OBJECTIVE >>
Copy out each line of the material below with no changes.

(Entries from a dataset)
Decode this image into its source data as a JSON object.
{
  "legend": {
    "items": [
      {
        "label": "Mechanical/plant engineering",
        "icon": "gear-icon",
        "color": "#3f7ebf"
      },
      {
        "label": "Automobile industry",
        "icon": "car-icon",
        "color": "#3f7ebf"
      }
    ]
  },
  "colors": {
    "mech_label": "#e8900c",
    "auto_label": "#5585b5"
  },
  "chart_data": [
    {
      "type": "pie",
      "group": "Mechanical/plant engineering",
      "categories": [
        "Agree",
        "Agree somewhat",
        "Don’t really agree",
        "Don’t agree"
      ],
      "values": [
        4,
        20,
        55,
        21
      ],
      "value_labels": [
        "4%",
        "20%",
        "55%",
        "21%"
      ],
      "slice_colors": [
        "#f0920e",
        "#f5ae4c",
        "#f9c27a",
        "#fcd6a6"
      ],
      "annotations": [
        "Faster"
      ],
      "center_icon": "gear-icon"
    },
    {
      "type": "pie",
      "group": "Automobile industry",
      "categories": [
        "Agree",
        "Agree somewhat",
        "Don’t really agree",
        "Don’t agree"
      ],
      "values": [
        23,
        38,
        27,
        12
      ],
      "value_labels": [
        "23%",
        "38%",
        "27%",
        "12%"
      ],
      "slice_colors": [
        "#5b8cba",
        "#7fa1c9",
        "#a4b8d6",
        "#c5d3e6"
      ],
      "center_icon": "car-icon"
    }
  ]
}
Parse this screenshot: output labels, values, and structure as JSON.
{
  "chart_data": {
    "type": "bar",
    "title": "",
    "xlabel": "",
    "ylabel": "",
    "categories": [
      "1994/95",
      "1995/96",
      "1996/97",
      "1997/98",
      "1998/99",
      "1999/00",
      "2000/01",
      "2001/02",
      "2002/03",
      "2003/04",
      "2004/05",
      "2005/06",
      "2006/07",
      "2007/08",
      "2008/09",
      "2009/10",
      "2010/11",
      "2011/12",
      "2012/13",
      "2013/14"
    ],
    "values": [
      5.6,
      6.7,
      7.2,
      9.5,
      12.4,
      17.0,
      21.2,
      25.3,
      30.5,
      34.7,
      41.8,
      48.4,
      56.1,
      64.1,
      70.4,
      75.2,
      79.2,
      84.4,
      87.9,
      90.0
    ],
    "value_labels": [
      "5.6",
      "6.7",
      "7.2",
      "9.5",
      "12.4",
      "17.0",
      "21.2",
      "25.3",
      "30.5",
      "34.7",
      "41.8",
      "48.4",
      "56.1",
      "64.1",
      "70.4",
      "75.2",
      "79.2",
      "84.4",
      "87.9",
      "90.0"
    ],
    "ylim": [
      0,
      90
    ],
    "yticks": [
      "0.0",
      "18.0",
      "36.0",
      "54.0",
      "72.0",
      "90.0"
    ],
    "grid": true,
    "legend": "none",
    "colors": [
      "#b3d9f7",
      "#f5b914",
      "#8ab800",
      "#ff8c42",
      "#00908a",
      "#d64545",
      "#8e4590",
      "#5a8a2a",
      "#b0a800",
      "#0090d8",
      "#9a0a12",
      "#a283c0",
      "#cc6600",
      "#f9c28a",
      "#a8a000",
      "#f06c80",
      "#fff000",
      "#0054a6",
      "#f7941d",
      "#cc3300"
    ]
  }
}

SOLVED EXERCISE >>
Decode this image into its source data as a JSON object.
{
  "legend": {
    "items": [
      {
        "label": "Mechanical/plant engineering",
        "icon": "gear-icon",
        "color": "#3f7ebf"
      },
      {
        "label": "Automobile industry",
        "icon": "car-icon",
        "color": "#3f7ebf"
      }
    ]
  },
  "colors": {
    "mech_label": "#e8900c",
    "auto_label": "#5585b5"
  },
  "chart_data": [
    {
      "type": "pie",
      "group": "Mechanical/plant engineering",
      "categories": [
        "Agree",
        "Agree somewhat",
        "Don’t really agree",
        "Don’t agree"
      ],
      "values": [
        4,
        20,
        55,
        21
      ],
      "value_labels": [
        "4%",
        "20%",
        "55%",
        "21%"
      ],
      "slice_colors": [
        "#f0920e",
        "#f5ae4c",
        "#f9c27a",
        "#fcd6a6"
      ],
      "annotations": [
        "Faster"
      ],
      "center_icon": "gear-icon"
    },
    {
      "type": "pie",
      "group": "Automobile industry",
      "categories": [
        "Agree",
        "Agree somewhat",
        "Don’t really agree",
        "Don’t agree"
      ],
      "values": [
        23,
        38,
        27,
        12
      ],
      "value_labels": [
        "23%",
        "38%",
        "27%",
        "12%"
      ],
      "slice_colors": [
        "#5b8cba",
        "#7fa1c9",
        "#a4b8d6",
        "#c5d3e6"
      ],
      "center_icon": "car-icon"
    }
  ]
}
Parse this screenshot: output labels, values, and structure as JSON.
{
  "chart_data": {
    "type": "bar",
    "title": "",
    "xlabel": "",
    "ylabel": "",
    "categories": [
      "1994/95",
      "1995/96",
      "1996/97",
      "1997/98",
      "1998/99",
      "1999/00",
      "2000/01",
      "2001/02",
      "2002/03",
      "2003/04",
      "2004/05",
      "2005/06",
      "2006/07",
      "2007/08",
      "2008/09",
      "2009/10",
      "2010/11",
      "2011/12",
      "2012/13",
      "2013/14"
    ],
    "values": [
      5.6,
      6.7,
      7.2,
      9.5,
      12.4,
      17.0,
      21.2,
      25.3,
      30.5,
      34.7,
      41.8,
      48.4,
      56.1,
      64.1,
      70.4,
      75.2,
      79.2,
      84.4,
      87.9,
      90.0
    ],
    "value_labels": [
      "5.6",
      "6.7",
      "7.2",
      "9.5",
      "12.4",
      "17.0",
      "21.2",
      "25.3",
      "30.5",
      "34.7",
      "41.8",
      "48.4",
      "56.1",
      "64.1",
      "70.4",
      "75.2",
      "79.2",
      "84.4",
      "87.9",
      "90.0"
    ],
    "ylim": [
      0,
      90
    ],
    "yticks": [
      "0.0",
      "18.0",
      "36.0",
      "54.0",
      "72.0",
      "90.0"
    ],
    "grid": true,
    "legend": "none",
    "colors": [
      "#b3d9f7",
      "#f5b914",
      "#8ab800",
      "#ff8c42",
      "#00908a",
      "#d64545",
      "#8e4590",
      "#5a8a2a",
      "#b0a800",
      "#0090d8",
      "#9a0a12",
      "#a283c0",
      "#cc6600",
      "#f9c28a",
      "#a8a000",
      "#f06c80",
      "#fff000",
      "#0054a6",
      "#f7941d",
      "#cc3300"
    ]
  }
}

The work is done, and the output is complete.